> RECORDS

** begin **

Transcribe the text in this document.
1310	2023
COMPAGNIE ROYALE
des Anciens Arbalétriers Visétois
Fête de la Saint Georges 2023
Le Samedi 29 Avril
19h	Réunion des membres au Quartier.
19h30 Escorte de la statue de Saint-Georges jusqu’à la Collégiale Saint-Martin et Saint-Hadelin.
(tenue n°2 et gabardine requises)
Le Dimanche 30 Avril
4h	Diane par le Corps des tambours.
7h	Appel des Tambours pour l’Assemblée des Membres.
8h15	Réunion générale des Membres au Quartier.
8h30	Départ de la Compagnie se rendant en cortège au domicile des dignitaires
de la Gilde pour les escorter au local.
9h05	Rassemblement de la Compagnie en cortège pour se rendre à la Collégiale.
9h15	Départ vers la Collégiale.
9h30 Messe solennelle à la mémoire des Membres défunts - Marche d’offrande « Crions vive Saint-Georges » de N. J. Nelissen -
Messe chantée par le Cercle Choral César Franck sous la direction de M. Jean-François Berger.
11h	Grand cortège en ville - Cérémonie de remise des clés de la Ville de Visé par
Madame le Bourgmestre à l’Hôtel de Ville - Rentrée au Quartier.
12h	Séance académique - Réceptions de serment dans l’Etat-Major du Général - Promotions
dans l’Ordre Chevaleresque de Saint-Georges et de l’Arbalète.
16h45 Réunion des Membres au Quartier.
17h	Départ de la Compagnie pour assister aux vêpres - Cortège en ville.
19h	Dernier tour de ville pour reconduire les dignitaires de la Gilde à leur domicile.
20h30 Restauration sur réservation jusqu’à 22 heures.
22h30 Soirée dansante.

** end **

Set every line of the listing down word for word.

Transcribe the text in this document.
1310	2023
COMPAGNIE ROYALE
des Anciens Arbalétriers Visétois
Fête de la Saint Georges 2023
Le Samedi 29 Avril
19h	Réunion des membres au Quartier.
19h30 Escorte de la statue de Saint-Georges jusqu’à la Collégiale Saint-Martin et Saint-Hadelin.
(tenue n°2 et gabardine requises)
Le Dimanche 30 Avril
4h	Diane par le Corps des tambours.
7h	Appel des Tambours pour l’Assemblée des Membres.
8h15	Réunion générale des Membres au Quartier.
8h30	Départ de la Compagnie se rendant en cortège au domicile des dignitaires
de la Gilde pour les escorter au local.
9h05	Rassemblement de la Compagnie en cortège pour se rendre à la Collégiale.
9h15	Départ vers la Collégiale.
9h30 Messe solennelle à la mémoire des Membres défunts - Marche d’offrande « Crions vive Saint-Georges » de N. J. Nelissen -
Messe chantée par le Cercle Choral César Franck sous la direction de M. Jean-François Berger.
11h	Grand cortège en ville - Cérémonie de remise des clés de la Ville de Visé par
Madame le Bourgmestre à l’Hôtel de Ville - Rentrée au Quartier.
12h	Séance académique - Réceptions de serment dans l’Etat-Major du Général - Promotions
dans l’Ordre Chevaleresque de Saint-Georges et de l’Arbalète.
16h45 Réunion des Membres au Quartier.
17h	Départ de la Compagnie pour assister aux vêpres - Cortège en ville.
19h	Dernier tour de ville pour reconduire les dignitaires de la Gilde à leur domicile.
20h30 Restauration sur réservation jusqu’à 22 heures.
22h30 Soirée dansante.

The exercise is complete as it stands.